#### [WHAT IS NEEDED]
Narrow the data below down to the lines containing "content".

━━━━

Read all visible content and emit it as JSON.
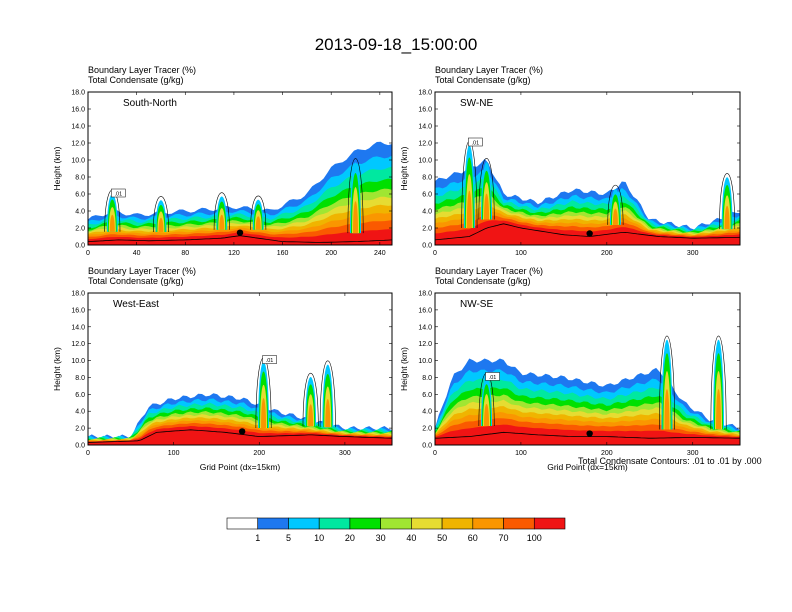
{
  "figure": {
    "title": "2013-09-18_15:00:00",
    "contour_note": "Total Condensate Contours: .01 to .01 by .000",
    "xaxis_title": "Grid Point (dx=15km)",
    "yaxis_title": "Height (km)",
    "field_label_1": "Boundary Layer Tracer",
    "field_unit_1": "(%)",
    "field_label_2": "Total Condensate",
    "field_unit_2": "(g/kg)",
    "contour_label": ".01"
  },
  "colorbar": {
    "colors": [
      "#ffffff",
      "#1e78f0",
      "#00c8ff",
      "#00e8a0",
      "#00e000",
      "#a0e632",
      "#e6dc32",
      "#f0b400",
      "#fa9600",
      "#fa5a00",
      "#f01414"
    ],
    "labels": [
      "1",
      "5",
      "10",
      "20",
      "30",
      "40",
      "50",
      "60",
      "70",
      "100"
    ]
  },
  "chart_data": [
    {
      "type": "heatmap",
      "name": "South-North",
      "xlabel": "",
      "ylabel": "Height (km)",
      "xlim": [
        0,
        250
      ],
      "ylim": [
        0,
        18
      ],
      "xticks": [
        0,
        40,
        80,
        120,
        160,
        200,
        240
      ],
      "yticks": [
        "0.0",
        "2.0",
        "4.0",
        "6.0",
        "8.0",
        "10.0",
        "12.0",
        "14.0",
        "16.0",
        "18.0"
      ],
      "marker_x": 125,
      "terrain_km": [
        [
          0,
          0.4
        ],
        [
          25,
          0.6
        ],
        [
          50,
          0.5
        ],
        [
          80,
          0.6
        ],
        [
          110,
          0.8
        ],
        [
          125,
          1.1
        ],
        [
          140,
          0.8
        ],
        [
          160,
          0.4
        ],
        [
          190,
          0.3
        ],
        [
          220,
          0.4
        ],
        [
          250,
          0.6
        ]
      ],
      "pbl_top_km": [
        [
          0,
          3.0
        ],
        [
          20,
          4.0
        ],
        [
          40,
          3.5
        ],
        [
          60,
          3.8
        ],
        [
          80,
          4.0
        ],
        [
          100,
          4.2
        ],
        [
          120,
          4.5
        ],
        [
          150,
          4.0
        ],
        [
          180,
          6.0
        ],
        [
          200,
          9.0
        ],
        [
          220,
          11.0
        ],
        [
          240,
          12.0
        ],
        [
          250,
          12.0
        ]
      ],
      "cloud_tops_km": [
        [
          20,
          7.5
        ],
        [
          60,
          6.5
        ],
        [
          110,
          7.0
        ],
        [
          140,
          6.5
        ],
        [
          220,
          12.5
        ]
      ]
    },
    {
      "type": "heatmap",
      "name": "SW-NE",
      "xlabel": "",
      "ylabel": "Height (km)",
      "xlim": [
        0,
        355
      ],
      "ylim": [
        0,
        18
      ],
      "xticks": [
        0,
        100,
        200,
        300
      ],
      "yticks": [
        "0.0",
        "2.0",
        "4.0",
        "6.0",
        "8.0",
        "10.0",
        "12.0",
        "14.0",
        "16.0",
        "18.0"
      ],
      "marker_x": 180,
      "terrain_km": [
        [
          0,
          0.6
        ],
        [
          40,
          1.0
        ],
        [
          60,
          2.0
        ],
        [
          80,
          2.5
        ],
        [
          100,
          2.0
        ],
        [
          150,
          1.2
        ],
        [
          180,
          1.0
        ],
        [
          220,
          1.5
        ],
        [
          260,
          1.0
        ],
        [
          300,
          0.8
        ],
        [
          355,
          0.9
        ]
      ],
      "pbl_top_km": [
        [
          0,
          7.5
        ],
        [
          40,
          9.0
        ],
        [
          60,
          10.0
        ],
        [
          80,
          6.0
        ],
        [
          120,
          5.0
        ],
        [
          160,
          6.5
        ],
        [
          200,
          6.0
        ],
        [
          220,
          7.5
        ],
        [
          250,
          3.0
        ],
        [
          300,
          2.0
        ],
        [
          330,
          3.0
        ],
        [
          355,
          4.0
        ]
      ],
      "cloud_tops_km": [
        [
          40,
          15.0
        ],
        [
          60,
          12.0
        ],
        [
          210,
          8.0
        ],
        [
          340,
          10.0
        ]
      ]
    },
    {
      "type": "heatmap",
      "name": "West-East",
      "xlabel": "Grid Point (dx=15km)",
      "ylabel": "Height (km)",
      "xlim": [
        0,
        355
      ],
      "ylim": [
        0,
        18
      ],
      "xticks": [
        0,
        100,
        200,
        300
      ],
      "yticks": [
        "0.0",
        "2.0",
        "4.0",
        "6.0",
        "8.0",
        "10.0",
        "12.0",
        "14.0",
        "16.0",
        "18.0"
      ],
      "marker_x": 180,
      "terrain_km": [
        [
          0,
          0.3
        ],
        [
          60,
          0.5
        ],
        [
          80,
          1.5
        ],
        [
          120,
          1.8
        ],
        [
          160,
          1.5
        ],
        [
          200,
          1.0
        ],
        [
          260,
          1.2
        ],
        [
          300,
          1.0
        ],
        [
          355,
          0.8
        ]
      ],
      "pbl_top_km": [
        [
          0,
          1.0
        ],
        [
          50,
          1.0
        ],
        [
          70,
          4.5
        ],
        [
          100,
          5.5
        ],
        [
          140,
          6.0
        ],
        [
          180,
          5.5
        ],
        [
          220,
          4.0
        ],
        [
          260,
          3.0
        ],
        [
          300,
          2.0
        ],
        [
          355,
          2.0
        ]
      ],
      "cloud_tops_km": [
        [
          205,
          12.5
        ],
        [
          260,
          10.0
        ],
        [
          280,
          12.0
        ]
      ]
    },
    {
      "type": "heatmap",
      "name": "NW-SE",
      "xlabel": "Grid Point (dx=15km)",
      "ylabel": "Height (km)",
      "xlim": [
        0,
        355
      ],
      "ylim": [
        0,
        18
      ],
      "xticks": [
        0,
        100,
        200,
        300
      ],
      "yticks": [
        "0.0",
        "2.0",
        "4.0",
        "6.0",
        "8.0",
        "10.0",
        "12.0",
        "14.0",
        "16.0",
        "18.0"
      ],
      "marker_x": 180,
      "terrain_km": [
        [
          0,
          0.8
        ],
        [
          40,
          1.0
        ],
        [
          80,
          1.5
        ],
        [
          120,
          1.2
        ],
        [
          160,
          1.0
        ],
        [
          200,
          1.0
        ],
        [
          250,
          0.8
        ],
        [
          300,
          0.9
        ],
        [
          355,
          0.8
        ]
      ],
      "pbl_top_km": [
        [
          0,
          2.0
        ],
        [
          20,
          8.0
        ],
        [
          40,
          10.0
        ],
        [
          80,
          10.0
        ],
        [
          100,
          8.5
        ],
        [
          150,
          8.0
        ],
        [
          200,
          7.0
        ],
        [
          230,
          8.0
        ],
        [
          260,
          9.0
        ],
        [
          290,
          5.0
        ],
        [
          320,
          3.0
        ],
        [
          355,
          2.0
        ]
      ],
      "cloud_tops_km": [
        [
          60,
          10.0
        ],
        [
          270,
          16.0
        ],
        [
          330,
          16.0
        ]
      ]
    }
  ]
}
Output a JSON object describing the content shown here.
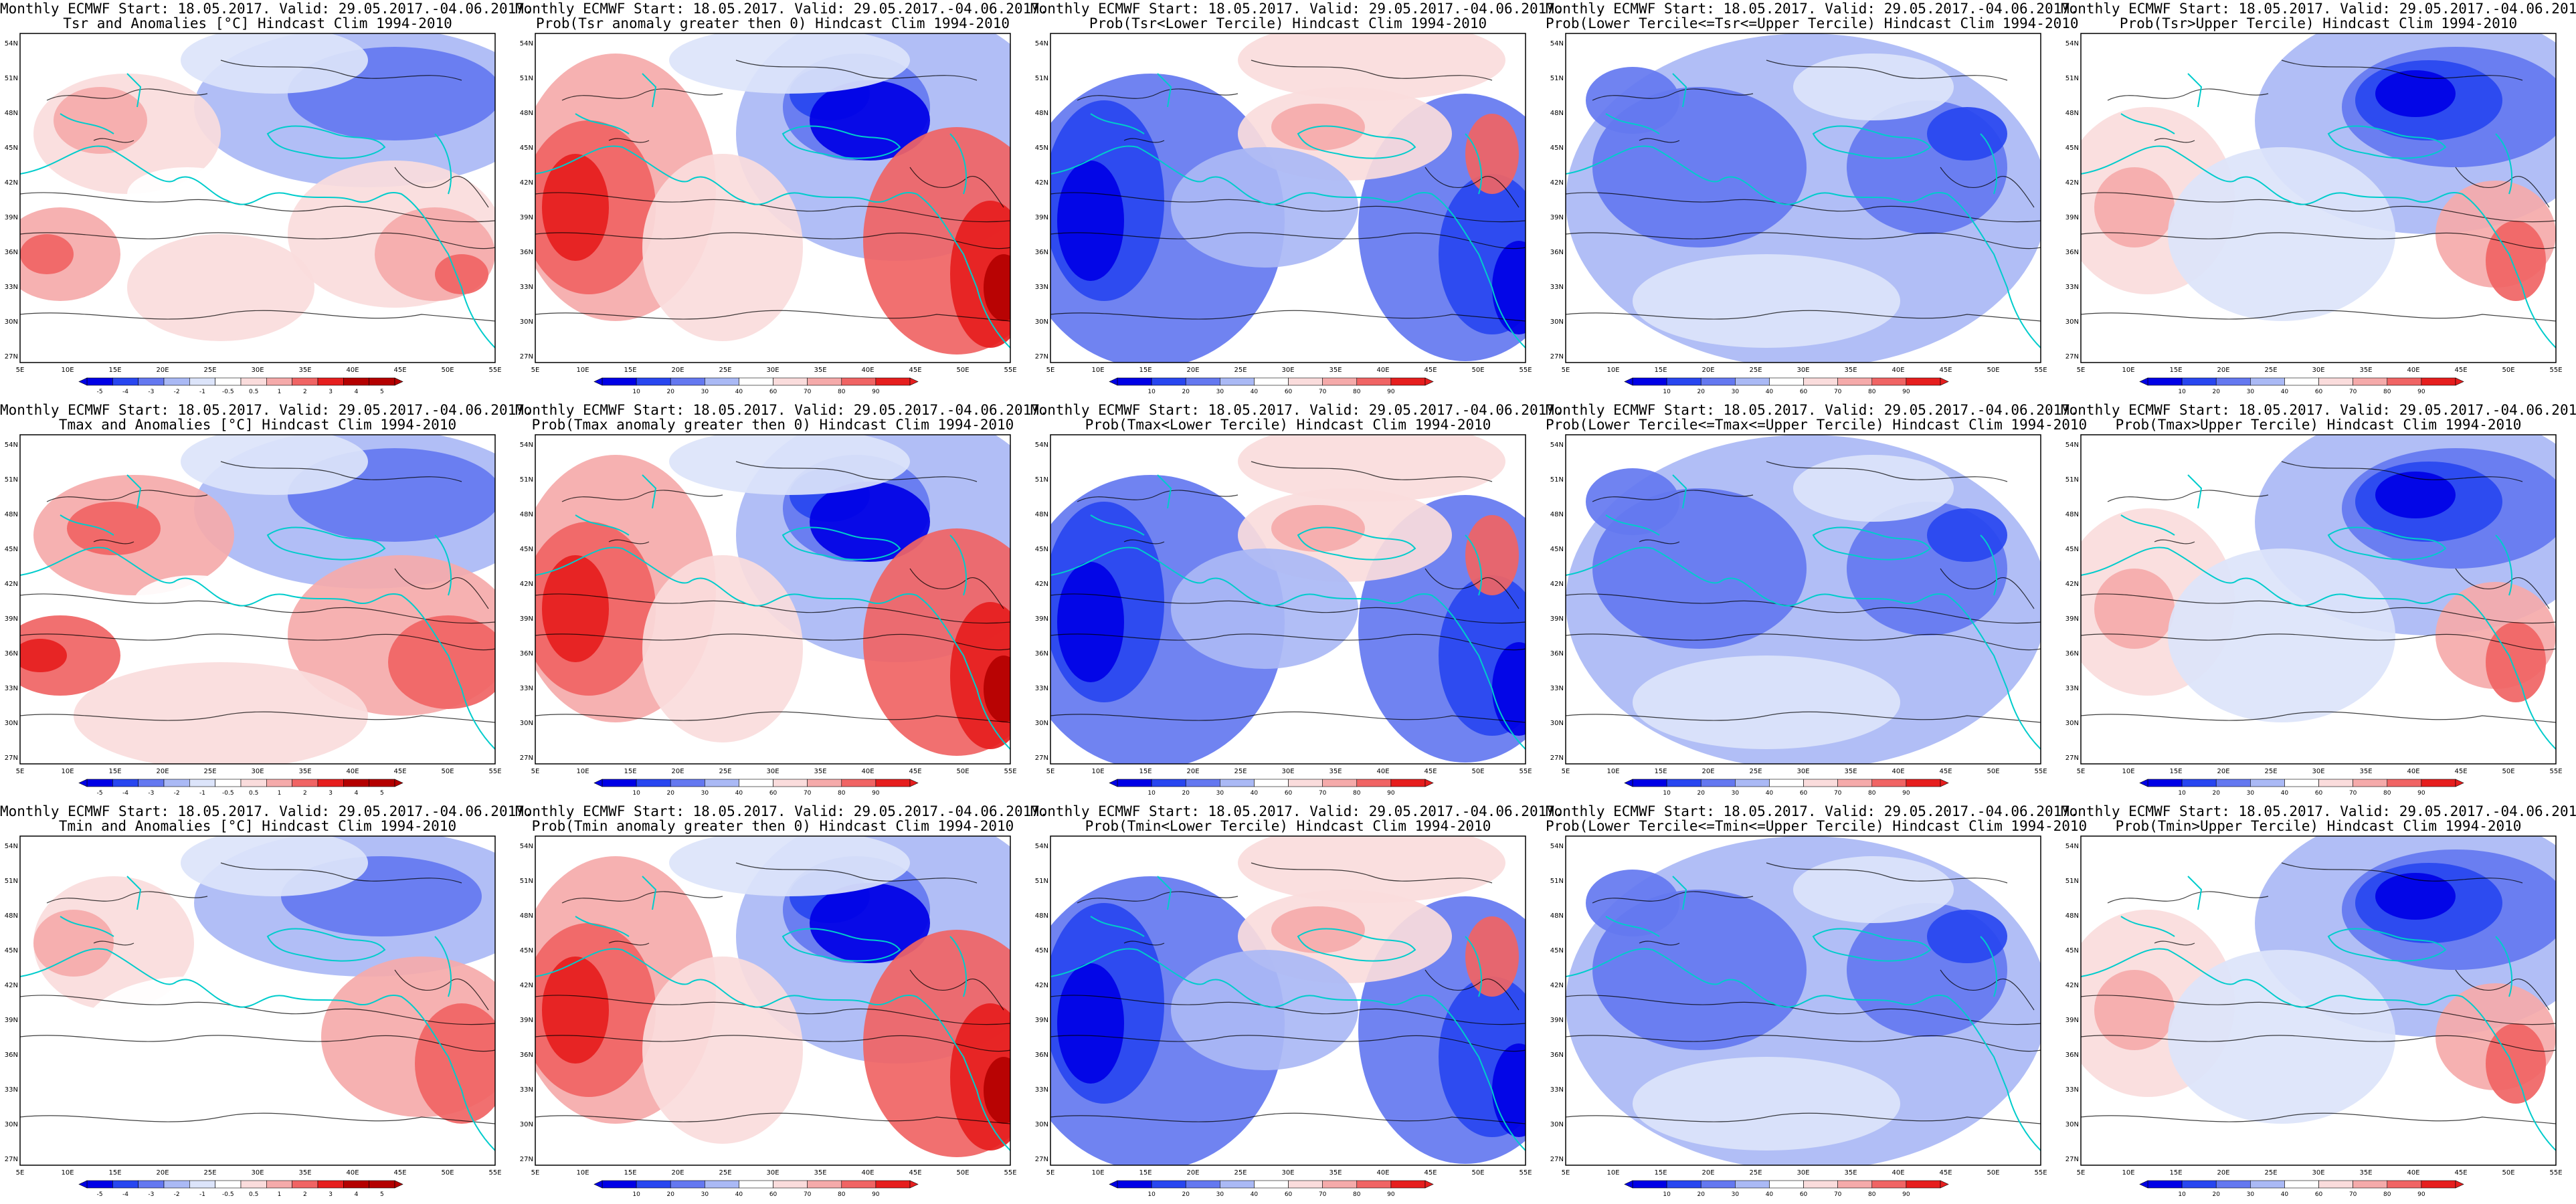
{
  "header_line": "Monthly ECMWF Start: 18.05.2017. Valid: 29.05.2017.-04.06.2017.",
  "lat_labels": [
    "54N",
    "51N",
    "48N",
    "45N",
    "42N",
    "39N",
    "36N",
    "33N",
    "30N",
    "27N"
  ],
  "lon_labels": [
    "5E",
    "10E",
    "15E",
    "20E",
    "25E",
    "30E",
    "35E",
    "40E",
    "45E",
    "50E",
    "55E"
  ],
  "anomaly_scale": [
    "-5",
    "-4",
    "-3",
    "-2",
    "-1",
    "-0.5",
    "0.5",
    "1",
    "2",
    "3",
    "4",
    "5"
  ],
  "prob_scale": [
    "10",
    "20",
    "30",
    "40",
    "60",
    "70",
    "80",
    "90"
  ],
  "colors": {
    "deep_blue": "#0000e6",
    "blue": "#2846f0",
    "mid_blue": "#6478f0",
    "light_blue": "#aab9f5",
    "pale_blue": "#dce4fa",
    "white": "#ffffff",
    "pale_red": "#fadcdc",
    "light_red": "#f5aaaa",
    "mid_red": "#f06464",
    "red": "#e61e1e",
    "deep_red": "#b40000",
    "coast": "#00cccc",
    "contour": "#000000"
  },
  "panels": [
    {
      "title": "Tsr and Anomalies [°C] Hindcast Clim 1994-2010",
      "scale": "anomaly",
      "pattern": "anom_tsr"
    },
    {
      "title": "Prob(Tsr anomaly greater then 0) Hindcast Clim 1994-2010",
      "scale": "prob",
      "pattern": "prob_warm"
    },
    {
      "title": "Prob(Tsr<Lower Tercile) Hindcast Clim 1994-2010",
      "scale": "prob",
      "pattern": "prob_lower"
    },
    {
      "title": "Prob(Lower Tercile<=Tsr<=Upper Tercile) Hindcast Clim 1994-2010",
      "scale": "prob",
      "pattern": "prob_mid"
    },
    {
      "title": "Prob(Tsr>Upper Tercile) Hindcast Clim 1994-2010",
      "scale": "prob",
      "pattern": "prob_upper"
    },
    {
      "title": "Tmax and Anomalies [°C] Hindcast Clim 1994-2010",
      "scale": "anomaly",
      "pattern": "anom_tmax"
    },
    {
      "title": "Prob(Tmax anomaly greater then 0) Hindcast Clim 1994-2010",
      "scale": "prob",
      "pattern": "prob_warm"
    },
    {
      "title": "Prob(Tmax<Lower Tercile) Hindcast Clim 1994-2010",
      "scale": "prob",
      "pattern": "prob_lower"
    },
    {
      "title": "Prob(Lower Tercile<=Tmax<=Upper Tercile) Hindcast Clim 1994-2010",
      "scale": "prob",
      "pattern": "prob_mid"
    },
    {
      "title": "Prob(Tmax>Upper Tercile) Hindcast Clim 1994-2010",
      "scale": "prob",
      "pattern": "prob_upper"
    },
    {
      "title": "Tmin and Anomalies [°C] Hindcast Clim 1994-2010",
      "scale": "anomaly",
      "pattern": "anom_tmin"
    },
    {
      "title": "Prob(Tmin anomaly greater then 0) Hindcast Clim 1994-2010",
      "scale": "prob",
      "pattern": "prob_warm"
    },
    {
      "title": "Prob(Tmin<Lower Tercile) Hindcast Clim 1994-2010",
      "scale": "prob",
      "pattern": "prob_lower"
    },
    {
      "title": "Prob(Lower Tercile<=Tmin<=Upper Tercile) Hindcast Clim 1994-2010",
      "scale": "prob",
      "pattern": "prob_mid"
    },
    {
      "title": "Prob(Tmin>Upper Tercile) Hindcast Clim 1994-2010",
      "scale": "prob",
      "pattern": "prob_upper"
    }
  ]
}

━━━━

#### [COMPLETED EXERCISE]
Read all visible content and emit it as JSON.
Output a JSON object describing the content shown here.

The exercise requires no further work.